Repeat every record below exactly, leaving out the pictures.

BEGIN Entries supplied

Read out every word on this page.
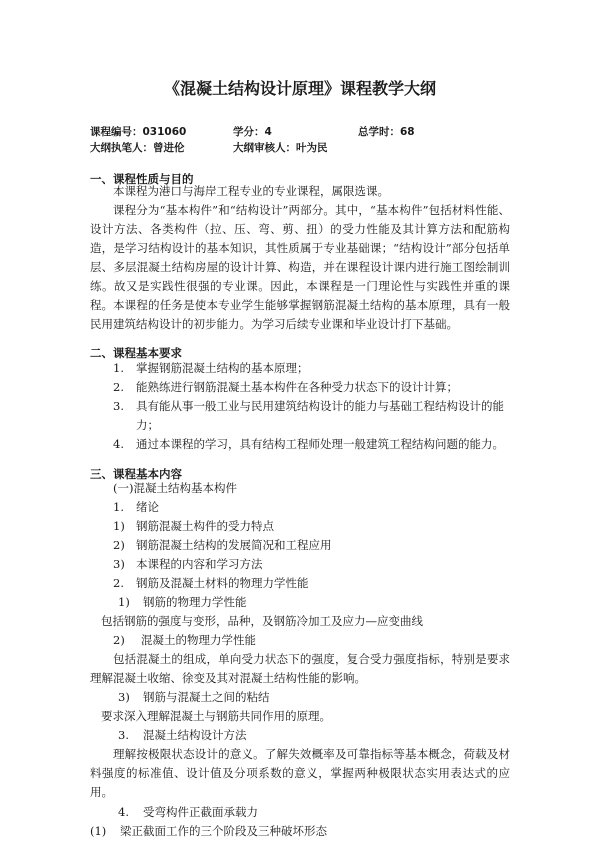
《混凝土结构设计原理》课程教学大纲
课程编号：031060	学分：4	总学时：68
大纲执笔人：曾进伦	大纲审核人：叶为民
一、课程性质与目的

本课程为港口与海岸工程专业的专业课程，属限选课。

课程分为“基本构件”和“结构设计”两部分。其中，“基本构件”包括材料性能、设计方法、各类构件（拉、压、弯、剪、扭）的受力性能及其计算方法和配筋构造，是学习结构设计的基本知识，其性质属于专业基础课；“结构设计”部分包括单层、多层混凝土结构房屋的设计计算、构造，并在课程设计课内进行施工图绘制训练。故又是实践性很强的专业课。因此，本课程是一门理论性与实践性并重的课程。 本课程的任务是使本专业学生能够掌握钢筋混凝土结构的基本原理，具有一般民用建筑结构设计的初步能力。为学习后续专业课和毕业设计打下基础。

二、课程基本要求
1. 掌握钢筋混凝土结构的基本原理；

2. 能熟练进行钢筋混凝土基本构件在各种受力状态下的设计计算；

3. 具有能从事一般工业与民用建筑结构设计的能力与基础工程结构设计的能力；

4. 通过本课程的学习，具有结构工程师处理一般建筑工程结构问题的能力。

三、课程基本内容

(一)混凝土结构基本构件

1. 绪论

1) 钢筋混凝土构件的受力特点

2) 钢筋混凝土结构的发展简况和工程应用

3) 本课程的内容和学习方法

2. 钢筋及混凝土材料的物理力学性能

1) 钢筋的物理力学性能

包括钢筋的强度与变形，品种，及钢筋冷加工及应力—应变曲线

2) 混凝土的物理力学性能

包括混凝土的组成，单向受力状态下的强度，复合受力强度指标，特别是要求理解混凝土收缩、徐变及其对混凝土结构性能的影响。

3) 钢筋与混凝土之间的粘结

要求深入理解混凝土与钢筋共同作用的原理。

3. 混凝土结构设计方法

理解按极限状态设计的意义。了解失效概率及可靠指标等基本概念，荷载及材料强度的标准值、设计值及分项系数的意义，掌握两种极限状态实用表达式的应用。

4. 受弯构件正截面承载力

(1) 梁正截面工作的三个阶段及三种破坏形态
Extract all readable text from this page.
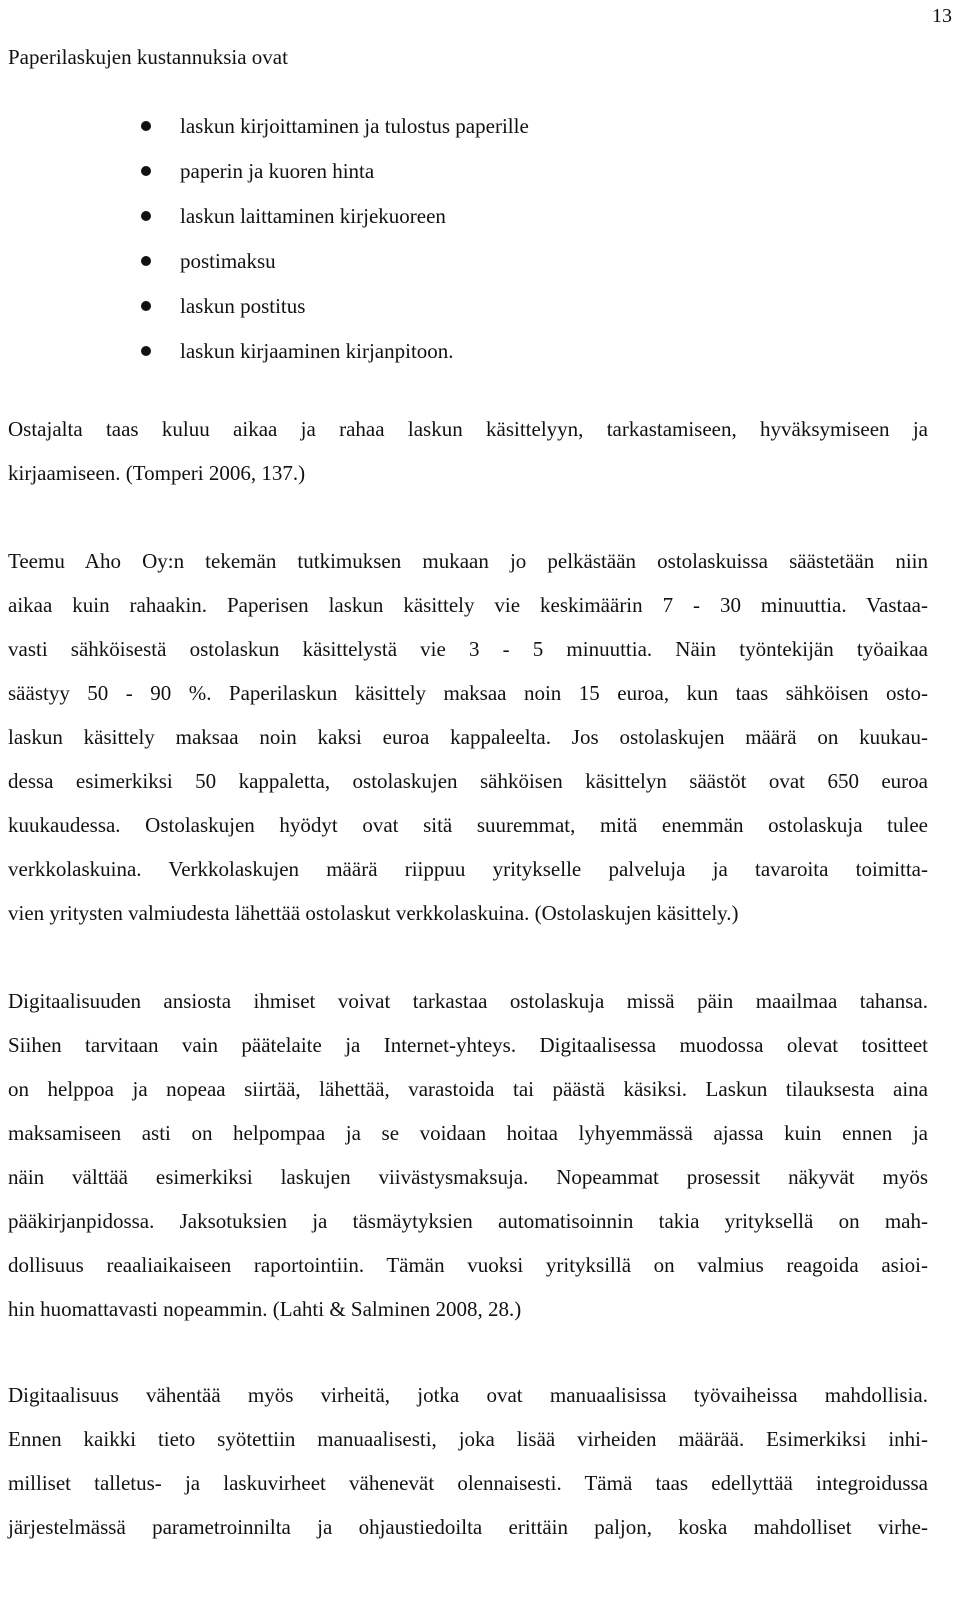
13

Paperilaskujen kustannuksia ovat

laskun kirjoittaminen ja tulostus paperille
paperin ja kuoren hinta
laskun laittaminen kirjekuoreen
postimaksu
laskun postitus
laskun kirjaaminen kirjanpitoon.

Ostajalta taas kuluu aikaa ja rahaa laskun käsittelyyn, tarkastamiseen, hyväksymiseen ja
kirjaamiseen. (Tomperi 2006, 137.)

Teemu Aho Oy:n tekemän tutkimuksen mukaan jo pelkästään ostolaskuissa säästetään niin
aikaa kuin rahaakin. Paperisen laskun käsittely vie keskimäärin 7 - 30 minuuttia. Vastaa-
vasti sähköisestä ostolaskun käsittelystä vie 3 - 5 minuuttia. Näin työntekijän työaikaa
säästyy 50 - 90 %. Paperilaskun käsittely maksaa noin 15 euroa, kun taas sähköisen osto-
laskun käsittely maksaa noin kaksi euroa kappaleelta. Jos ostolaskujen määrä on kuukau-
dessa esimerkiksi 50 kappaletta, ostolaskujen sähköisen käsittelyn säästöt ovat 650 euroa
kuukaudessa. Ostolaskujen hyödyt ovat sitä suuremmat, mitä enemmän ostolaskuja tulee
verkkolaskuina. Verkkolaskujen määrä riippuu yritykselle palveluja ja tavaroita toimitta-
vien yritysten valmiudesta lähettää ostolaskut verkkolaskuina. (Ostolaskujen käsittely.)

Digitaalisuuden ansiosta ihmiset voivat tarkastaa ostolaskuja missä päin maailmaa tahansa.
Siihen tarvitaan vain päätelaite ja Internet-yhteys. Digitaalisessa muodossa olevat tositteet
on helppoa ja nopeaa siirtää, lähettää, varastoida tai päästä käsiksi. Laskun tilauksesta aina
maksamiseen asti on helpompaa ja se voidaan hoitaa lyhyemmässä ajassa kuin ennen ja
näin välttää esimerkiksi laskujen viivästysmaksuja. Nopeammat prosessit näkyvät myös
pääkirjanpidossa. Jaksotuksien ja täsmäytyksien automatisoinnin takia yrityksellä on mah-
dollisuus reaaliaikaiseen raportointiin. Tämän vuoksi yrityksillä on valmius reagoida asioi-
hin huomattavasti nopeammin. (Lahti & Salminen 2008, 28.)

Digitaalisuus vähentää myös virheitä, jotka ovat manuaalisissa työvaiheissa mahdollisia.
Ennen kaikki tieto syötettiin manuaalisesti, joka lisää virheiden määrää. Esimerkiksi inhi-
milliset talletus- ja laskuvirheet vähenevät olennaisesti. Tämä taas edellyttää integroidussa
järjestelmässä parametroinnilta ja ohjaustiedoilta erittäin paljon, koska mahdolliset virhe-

END Entries supplied

Exercise output:
Read out every word on this page.
《混凝土结构设计原理》课程教学大纲
课程编号：031060	学分：4	总学时：68
大纲执笔人：曾进伦	大纲审核人：叶为民
一、课程性质与目的

本课程为港口与海岸工程专业的专业课程，属限选课。

课程分为“基本构件”和“结构设计”两部分。其中，“基本构件”包括材料性能、设计方法、各类构件（拉、压、弯、剪、扭）的受力性能及其计算方法和配筋构造，是学习结构设计的基本知识，其性质属于专业基础课；“结构设计”部分包括单层、多层混凝土结构房屋的设计计算、构造，并在课程设计课内进行施工图绘制训练。故又是实践性很强的专业课。因此，本课程是一门理论性与实践性并重的课程。 本课程的任务是使本专业学生能够掌握钢筋混凝土结构的基本原理，具有一般民用建筑结构设计的初步能力。为学习后续专业课和毕业设计打下基础。

二、课程基本要求
1. 掌握钢筋混凝土结构的基本原理；

2. 能熟练进行钢筋混凝土基本构件在各种受力状态下的设计计算；

3. 具有能从事一般工业与民用建筑结构设计的能力与基础工程结构设计的能力；

4. 通过本课程的学习，具有结构工程师处理一般建筑工程结构问题的能力。

三、课程基本内容

(一)混凝土结构基本构件

1. 绪论

1) 钢筋混凝土构件的受力特点

2) 钢筋混凝土结构的发展简况和工程应用

3) 本课程的内容和学习方法

2. 钢筋及混凝土材料的物理力学性能

1) 钢筋的物理力学性能

包括钢筋的强度与变形，品种，及钢筋冷加工及应力—应变曲线

2) 混凝土的物理力学性能

包括混凝土的组成，单向受力状态下的强度，复合受力强度指标，特别是要求理解混凝土收缩、徐变及其对混凝土结构性能的影响。

3) 钢筋与混凝土之间的粘结

要求深入理解混凝土与钢筋共同作用的原理。

3. 混凝土结构设计方法

理解按极限状态设计的意义。了解失效概率及可靠指标等基本概念，荷载及材料强度的标准值、设计值及分项系数的意义，掌握两种极限状态实用表达式的应用。

4. 受弯构件正截面承载力

(1) 梁正截面工作的三个阶段及三种破坏形态
Extract all readable text from this page.
13

Paperilaskujen kustannuksia ovat

laskun kirjoittaminen ja tulostus paperille
paperin ja kuoren hinta
laskun laittaminen kirjekuoreen
postimaksu
laskun postitus
laskun kirjaaminen kirjanpitoon.

Ostajalta taas kuluu aikaa ja rahaa laskun käsittelyyn, tarkastamiseen, hyväksymiseen ja
kirjaamiseen. (Tomperi 2006, 137.)

Teemu Aho Oy:n tekemän tutkimuksen mukaan jo pelkästään ostolaskuissa säästetään niin
aikaa kuin rahaakin. Paperisen laskun käsittely vie keskimäärin 7 - 30 minuuttia. Vastaa-
vasti sähköisestä ostolaskun käsittelystä vie 3 - 5 minuuttia. Näin työntekijän työaikaa
säästyy 50 - 90 %. Paperilaskun käsittely maksaa noin 15 euroa, kun taas sähköisen osto-
laskun käsittely maksaa noin kaksi euroa kappaleelta. Jos ostolaskujen määrä on kuukau-
dessa esimerkiksi 50 kappaletta, ostolaskujen sähköisen käsittelyn säästöt ovat 650 euroa
kuukaudessa. Ostolaskujen hyödyt ovat sitä suuremmat, mitä enemmän ostolaskuja tulee
verkkolaskuina. Verkkolaskujen määrä riippuu yritykselle palveluja ja tavaroita toimitta-
vien yritysten valmiudesta lähettää ostolaskut verkkolaskuina. (Ostolaskujen käsittely.)

Digitaalisuuden ansiosta ihmiset voivat tarkastaa ostolaskuja missä päin maailmaa tahansa.
Siihen tarvitaan vain päätelaite ja Internet-yhteys. Digitaalisessa muodossa olevat tositteet
on helppoa ja nopeaa siirtää, lähettää, varastoida tai päästä käsiksi. Laskun tilauksesta aina
maksamiseen asti on helpompaa ja se voidaan hoitaa lyhyemmässä ajassa kuin ennen ja
näin välttää esimerkiksi laskujen viivästysmaksuja. Nopeammat prosessit näkyvät myös
pääkirjanpidossa. Jaksotuksien ja täsmäytyksien automatisoinnin takia yrityksellä on mah-
dollisuus reaaliaikaiseen raportointiin. Tämän vuoksi yrityksillä on valmius reagoida asioi-
hin huomattavasti nopeammin. (Lahti & Salminen 2008, 28.)

Digitaalisuus vähentää myös virheitä, jotka ovat manuaalisissa työvaiheissa mahdollisia.
Ennen kaikki tieto syötettiin manuaalisesti, joka lisää virheiden määrää. Esimerkiksi inhi-
milliset talletus- ja laskuvirheet vähenevät olennaisesti. Tämä taas edellyttää integroidussa
järjestelmässä parametroinnilta ja ohjaustiedoilta erittäin paljon, koska mahdolliset virhe-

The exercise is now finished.